* Goal of the exercise
Determine how many lines of the entries contain "does". Reply with that number alone.

╭─ Dataset records

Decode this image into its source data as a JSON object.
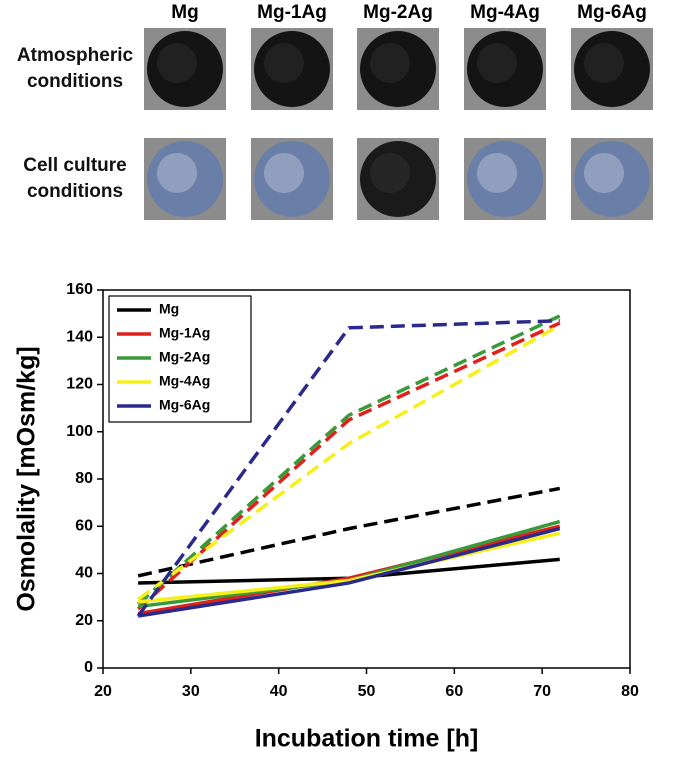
{
  "image_panel": {
    "columns": [
      "Mg",
      "Mg-1Ag",
      "Mg-2Ag",
      "Mg-4Ag",
      "Mg-6Ag"
    ],
    "rows": [
      "Atmospheric conditions",
      "Cell culture conditions"
    ]
  },
  "chart_data": {
    "type": "line",
    "x_label": "Incubation time [h]",
    "y_label": "Osmolality [mOsm/kg]",
    "x": [
      24,
      48,
      72
    ],
    "series": [
      {
        "name": "Mg",
        "color": "#000000",
        "values": [
          36,
          38,
          46
        ],
        "dashed_values": [
          39,
          59,
          76
        ]
      },
      {
        "name": "Mg-1Ag",
        "color": "#e0201b",
        "values": [
          23,
          38,
          60
        ],
        "dashed_values": [
          25,
          105,
          146
        ]
      },
      {
        "name": "Mg-2Ag",
        "color": "#3a9a3a",
        "values": [
          26,
          37,
          62
        ],
        "dashed_values": [
          27,
          107,
          149
        ]
      },
      {
        "name": "Mg-4Ag",
        "color": "#f5f01a",
        "values": [
          28,
          37,
          57
        ],
        "dashed_values": [
          29,
          95,
          145
        ]
      },
      {
        "name": "Mg-6Ag",
        "color": "#2a2a8c",
        "values": [
          22,
          36,
          59
        ],
        "dashed_values": [
          22,
          144,
          147
        ]
      }
    ],
    "xlim": [
      20,
      80
    ],
    "xticks": [
      20,
      30,
      40,
      50,
      60,
      70,
      80
    ],
    "ylim": [
      0,
      160
    ],
    "yticks": [
      0,
      20,
      40,
      60,
      80,
      100,
      120,
      140,
      160
    ],
    "legend": "upper left",
    "grid": false
  }
}
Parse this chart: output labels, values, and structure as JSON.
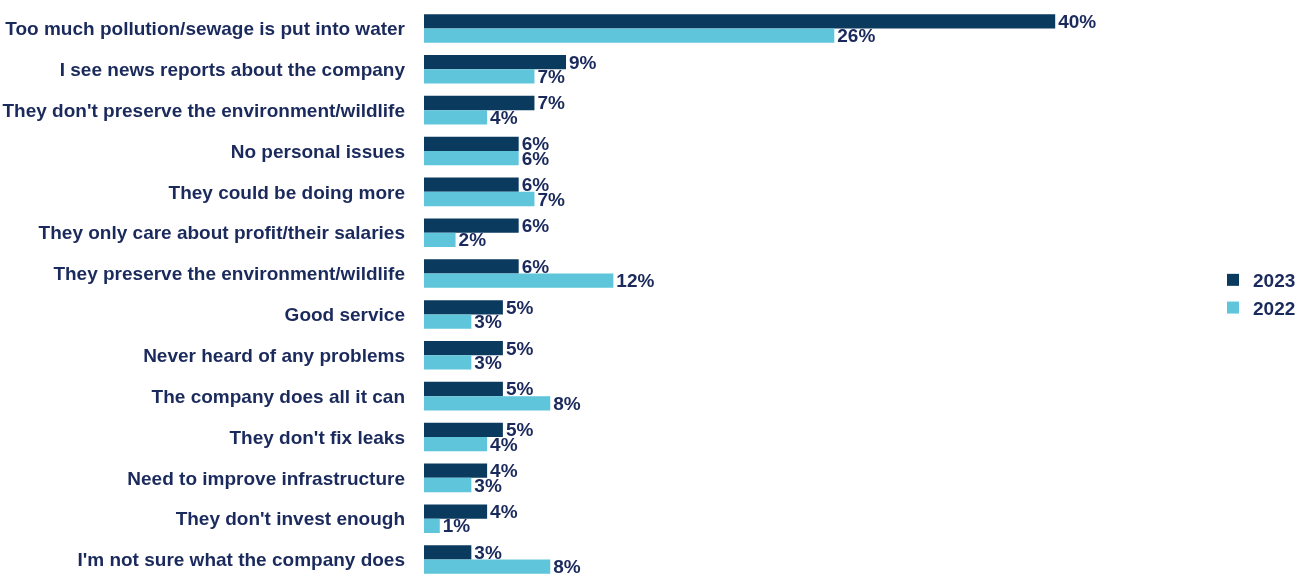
{
  "chart_data": {
    "type": "bar",
    "orientation": "horizontal",
    "legend": "right",
    "grid": false,
    "tick_labels": "y",
    "categories": [
      "Too much pollution/sewage is put into water",
      "I see news reports about the company",
      "They don't preserve the environment/wildlife",
      "No personal issues",
      "They could be doing more",
      "They only care about profit/their salaries",
      "They preserve the environment/wildlife",
      "Good service",
      "Never heard of any problems",
      "The company does all it can",
      "They don't fix leaks",
      "Need to improve infrastructure",
      "They don't invest enough",
      "I'm not sure what the company does"
    ],
    "series": [
      {
        "name": "2023",
        "color": "#0b3a5f",
        "values": [
          40,
          9,
          7,
          6,
          6,
          6,
          6,
          5,
          5,
          5,
          5,
          4,
          4,
          3
        ],
        "value_labels": [
          "40%",
          "9%",
          "7%",
          "6%",
          "6%",
          "6%",
          "6%",
          "5%",
          "5%",
          "5%",
          "5%",
          "4%",
          "4%",
          "3%"
        ]
      },
      {
        "name": "2022",
        "color": "#5ec5da",
        "values": [
          26,
          7,
          4,
          6,
          7,
          2,
          12,
          3,
          3,
          8,
          4,
          3,
          1,
          8
        ],
        "value_labels": [
          "26%",
          "7%",
          "4%",
          "6%",
          "7%",
          "2%",
          "12%",
          "3%",
          "3%",
          "8%",
          "4%",
          "3%",
          "1%",
          "8%"
        ]
      }
    ]
  }
}
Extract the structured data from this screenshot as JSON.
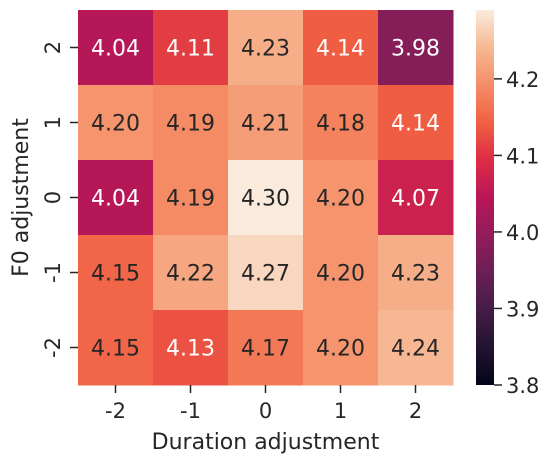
{
  "chart_data": {
    "type": "heatmap",
    "title": "",
    "xlabel": "Duration adjustment",
    "ylabel": "F0 adjustment",
    "x_categories": [
      "-2",
      "-1",
      "0",
      "1",
      "2"
    ],
    "y_categories": [
      "2",
      "1",
      "0",
      "-1",
      "-2"
    ],
    "values": [
      [
        4.04,
        4.11,
        4.23,
        4.14,
        3.98
      ],
      [
        4.2,
        4.19,
        4.21,
        4.18,
        4.14
      ],
      [
        4.04,
        4.19,
        4.3,
        4.2,
        4.07
      ],
      [
        4.15,
        4.22,
        4.27,
        4.2,
        4.23
      ],
      [
        4.15,
        4.13,
        4.17,
        4.2,
        4.24
      ]
    ],
    "cell_labels": [
      [
        "4.04",
        "4.11",
        "4.23",
        "4.14",
        "3.98"
      ],
      [
        "4.20",
        "4.19",
        "4.21",
        "4.18",
        "4.14"
      ],
      [
        "4.04",
        "4.19",
        "4.30",
        "4.20",
        "4.07"
      ],
      [
        "4.15",
        "4.22",
        "4.27",
        "4.20",
        "4.23"
      ],
      [
        "4.15",
        "4.13",
        "4.17",
        "4.20",
        "4.24"
      ]
    ],
    "colorbar": {
      "range": [
        3.8,
        4.29
      ],
      "ticks": [
        3.8,
        3.9,
        4.0,
        4.1,
        4.2
      ],
      "tick_labels": [
        "3.8",
        "3.9",
        "4.0",
        "4.1",
        "4.2"
      ],
      "colormap": "rocket"
    },
    "grid": false,
    "legend": "colorbar-right"
  }
}
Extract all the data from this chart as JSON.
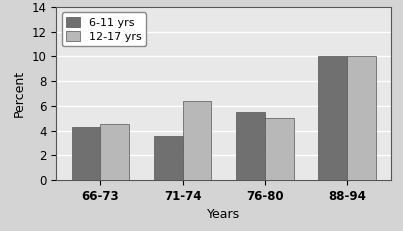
{
  "categories": [
    "66-73",
    "71-74",
    "76-80",
    "88-94"
  ],
  "series": {
    "6-11 yrs": [
      4.3,
      3.6,
      5.5,
      10.0
    ],
    "12-17 yrs": [
      4.5,
      6.4,
      5.0,
      10.0
    ]
  },
  "bar_colors": {
    "6-11 yrs": "#707070",
    "12-17 yrs": "#b8b8b8"
  },
  "xlabel": "Years",
  "ylabel": "Percent",
  "ylim": [
    0,
    14
  ],
  "yticks": [
    0,
    2,
    4,
    6,
    8,
    10,
    12,
    14
  ],
  "legend_labels": [
    "6-11 yrs",
    "12-17 yrs"
  ],
  "bar_width": 0.35,
  "figure_bg": "#d4d4d4",
  "plot_bg": "#e8e8e8",
  "grid_color": "#ffffff"
}
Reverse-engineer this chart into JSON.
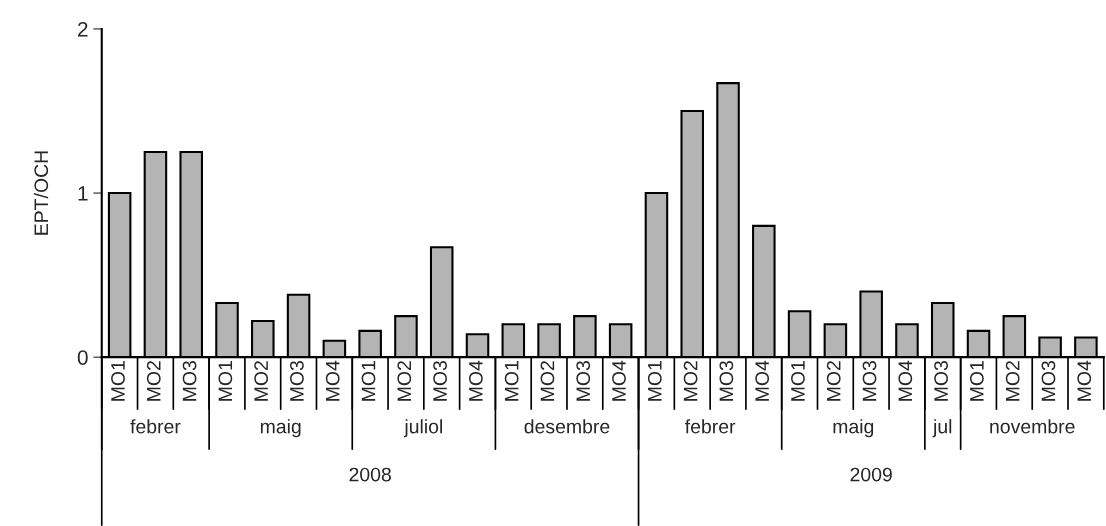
{
  "chart_data": {
    "type": "bar",
    "ylabel": "EPT/OCH",
    "categories": [
      "MO1",
      "MO2",
      "MO3",
      "MO1",
      "MO2",
      "MO3",
      "MO4",
      "MO1",
      "MO2",
      "MO3",
      "MO4",
      "MO1",
      "MO2",
      "MO3",
      "MO4",
      "MO1",
      "MO2",
      "MO3",
      "MO4",
      "MO1",
      "MO2",
      "MO3",
      "MO4",
      "MO3",
      "MO1",
      "MO2",
      "MO3",
      "MO4"
    ],
    "values": [
      1.0,
      1.25,
      1.25,
      0.33,
      0.22,
      0.38,
      0.1,
      0.16,
      0.25,
      0.67,
      0.14,
      0.2,
      0.2,
      0.25,
      0.2,
      1.0,
      1.5,
      1.67,
      0.8,
      0.28,
      0.2,
      0.4,
      0.2,
      0.33,
      0.16,
      0.25,
      0.12,
      0.12
    ],
    "color": "#b4b4b4",
    "ylim": [
      0,
      2
    ],
    "yticks": [
      0,
      1,
      2
    ],
    "grid": false,
    "legend": false,
    "annotations": [
      "febrer",
      "maig",
      "juliol",
      "desembre",
      "febrer",
      "maig",
      "jul",
      "novembre",
      "2008",
      "2009"
    ]
  }
}
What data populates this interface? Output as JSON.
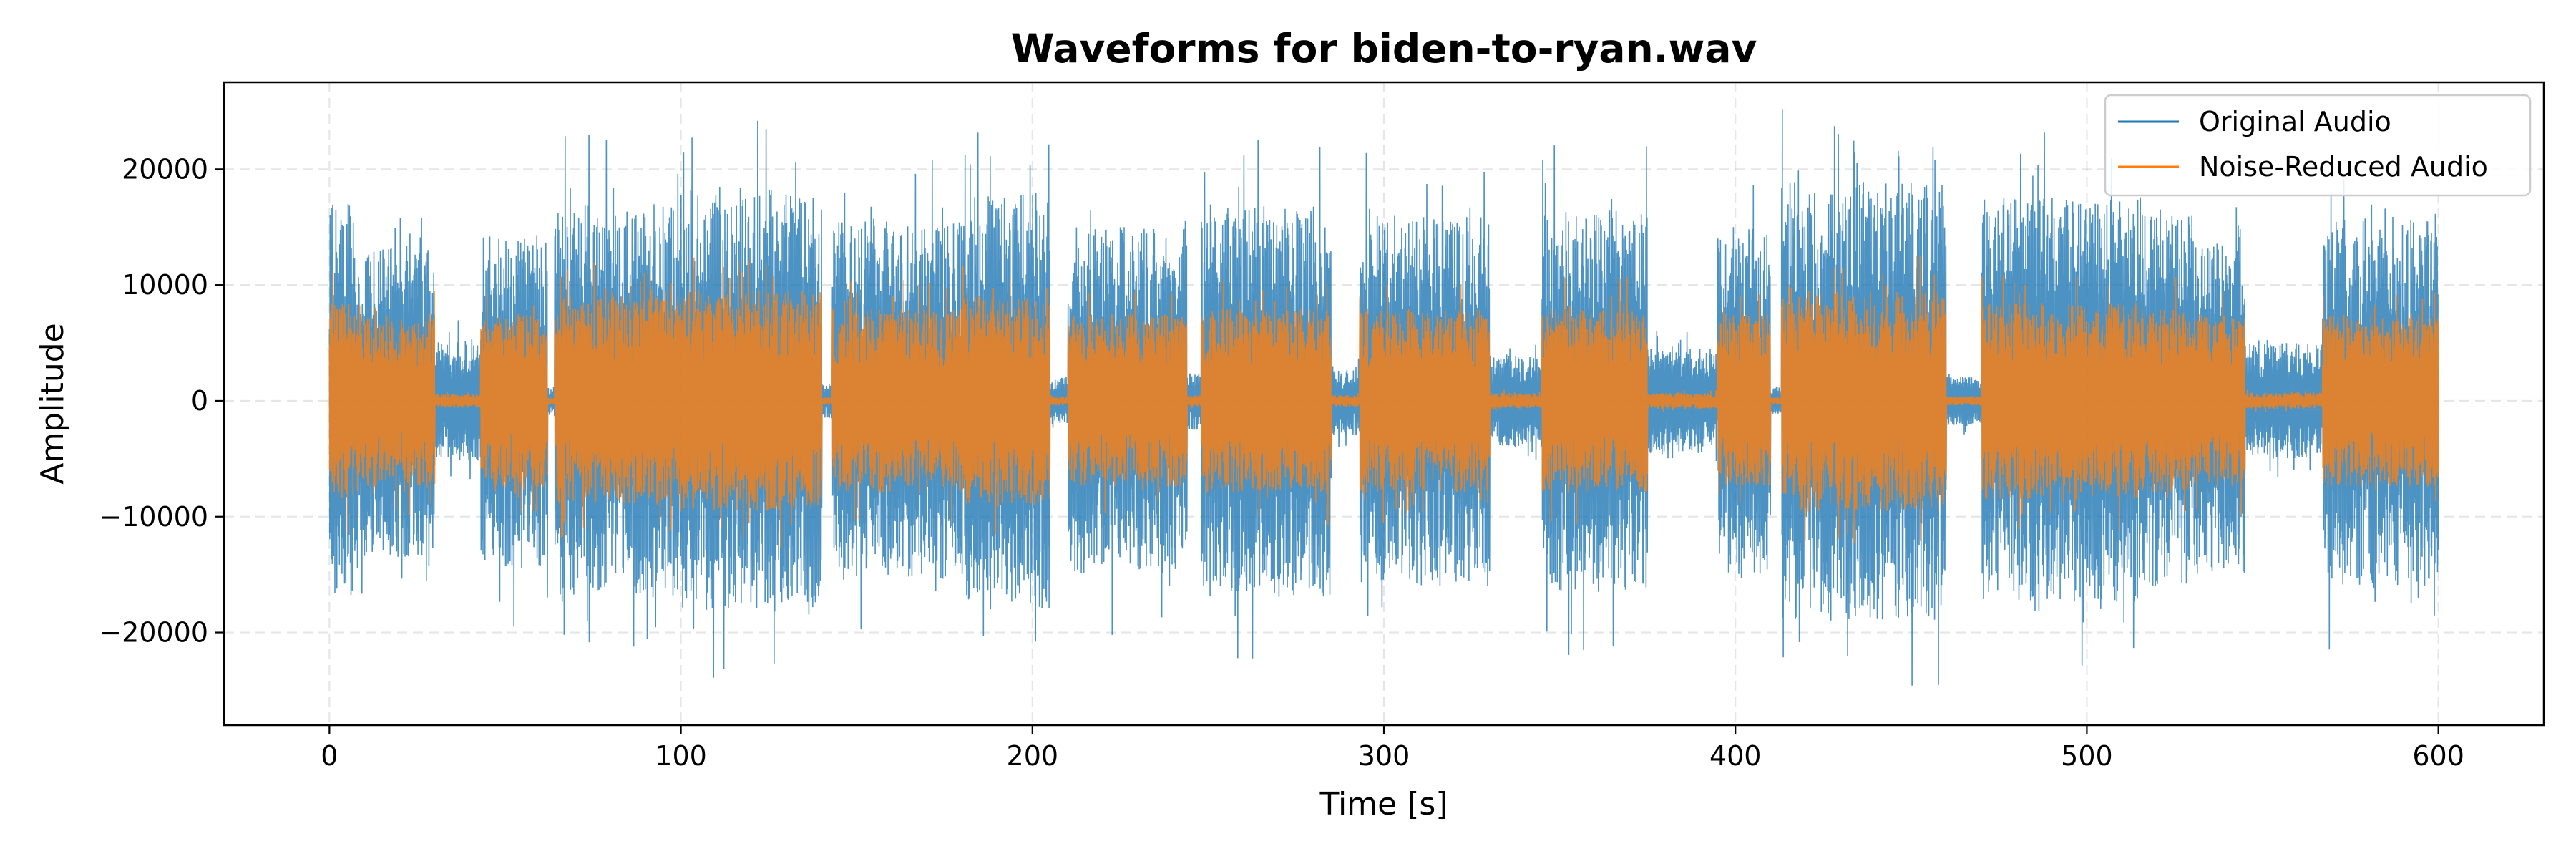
{
  "chart_data": {
    "type": "line",
    "title": "Waveforms for biden-to-ryan.wav",
    "xlabel": "Time [s]",
    "ylabel": "Amplitude",
    "xlim": [
      -30,
      630
    ],
    "ylim": [
      -28000,
      27500
    ],
    "x_ticks": [
      0,
      100,
      200,
      300,
      400,
      500,
      600
    ],
    "x_tick_labels": [
      "0",
      "100",
      "200",
      "300",
      "400",
      "500",
      "600"
    ],
    "y_ticks": [
      -20000,
      -10000,
      0,
      10000,
      20000
    ],
    "y_tick_labels": [
      "−20000",
      "−10000",
      "0",
      "10000",
      "20000"
    ],
    "grid": true,
    "legend_position": "top-right",
    "series": [
      {
        "name": "Original Audio",
        "color": "#1f77b4",
        "x_range": [
          0,
          600
        ],
        "envelope_segments": [
          {
            "start": 0,
            "end": 8,
            "amp": 17000
          },
          {
            "start": 8,
            "end": 30,
            "amp": 13500
          },
          {
            "start": 30,
            "end": 43,
            "amp": 5200
          },
          {
            "start": 43,
            "end": 62,
            "amp": 14500
          },
          {
            "start": 62,
            "end": 64,
            "amp": 1200
          },
          {
            "start": 64,
            "end": 100,
            "amp": 17000
          },
          {
            "start": 100,
            "end": 140,
            "amp": 18500
          },
          {
            "start": 140,
            "end": 143,
            "amp": 1500
          },
          {
            "start": 143,
            "end": 180,
            "amp": 15500
          },
          {
            "start": 180,
            "end": 205,
            "amp": 18000
          },
          {
            "start": 205,
            "end": 210,
            "amp": 2000
          },
          {
            "start": 210,
            "end": 244,
            "amp": 15000
          },
          {
            "start": 244,
            "end": 248,
            "amp": 2500
          },
          {
            "start": 248,
            "end": 285,
            "amp": 17000
          },
          {
            "start": 285,
            "end": 293,
            "amp": 3000
          },
          {
            "start": 293,
            "end": 330,
            "amp": 16000
          },
          {
            "start": 330,
            "end": 345,
            "amp": 4000
          },
          {
            "start": 345,
            "end": 375,
            "amp": 16500
          },
          {
            "start": 375,
            "end": 395,
            "amp": 4500
          },
          {
            "start": 395,
            "end": 410,
            "amp": 15000
          },
          {
            "start": 410,
            "end": 413,
            "amp": 1200
          },
          {
            "start": 413,
            "end": 460,
            "amp": 19000
          },
          {
            "start": 460,
            "end": 470,
            "amp": 2200
          },
          {
            "start": 470,
            "end": 515,
            "amp": 17500
          },
          {
            "start": 515,
            "end": 530,
            "amp": 16000
          },
          {
            "start": 530,
            "end": 545,
            "amp": 15000
          },
          {
            "start": 545,
            "end": 567,
            "amp": 5000
          },
          {
            "start": 567,
            "end": 600,
            "amp": 16000
          }
        ]
      },
      {
        "name": "Noise-Reduced Audio",
        "color": "#ff7f0e",
        "x_range": [
          0,
          600
        ],
        "envelope_segments": [
          {
            "start": 0,
            "end": 8,
            "amp": 8500
          },
          {
            "start": 8,
            "end": 30,
            "amp": 7500
          },
          {
            "start": 30,
            "end": 43,
            "amp": 600
          },
          {
            "start": 43,
            "end": 62,
            "amp": 7500
          },
          {
            "start": 62,
            "end": 64,
            "amp": 300
          },
          {
            "start": 64,
            "end": 100,
            "amp": 9000
          },
          {
            "start": 100,
            "end": 140,
            "amp": 9500
          },
          {
            "start": 140,
            "end": 143,
            "amp": 300
          },
          {
            "start": 143,
            "end": 180,
            "amp": 8000
          },
          {
            "start": 180,
            "end": 205,
            "amp": 9000
          },
          {
            "start": 205,
            "end": 210,
            "amp": 400
          },
          {
            "start": 210,
            "end": 244,
            "amp": 7500
          },
          {
            "start": 244,
            "end": 248,
            "amp": 500
          },
          {
            "start": 248,
            "end": 285,
            "amp": 8000
          },
          {
            "start": 285,
            "end": 293,
            "amp": 500
          },
          {
            "start": 293,
            "end": 330,
            "amp": 8000
          },
          {
            "start": 330,
            "end": 345,
            "amp": 700
          },
          {
            "start": 345,
            "end": 375,
            "amp": 8000
          },
          {
            "start": 375,
            "end": 395,
            "amp": 700
          },
          {
            "start": 395,
            "end": 410,
            "amp": 7500
          },
          {
            "start": 410,
            "end": 413,
            "amp": 300
          },
          {
            "start": 413,
            "end": 460,
            "amp": 9500
          },
          {
            "start": 460,
            "end": 470,
            "amp": 400
          },
          {
            "start": 470,
            "end": 515,
            "amp": 8500
          },
          {
            "start": 515,
            "end": 530,
            "amp": 8000
          },
          {
            "start": 530,
            "end": 545,
            "amp": 7500
          },
          {
            "start": 545,
            "end": 567,
            "amp": 700
          },
          {
            "start": 567,
            "end": 600,
            "amp": 7500
          }
        ]
      }
    ]
  }
}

╰─

* Task solution
2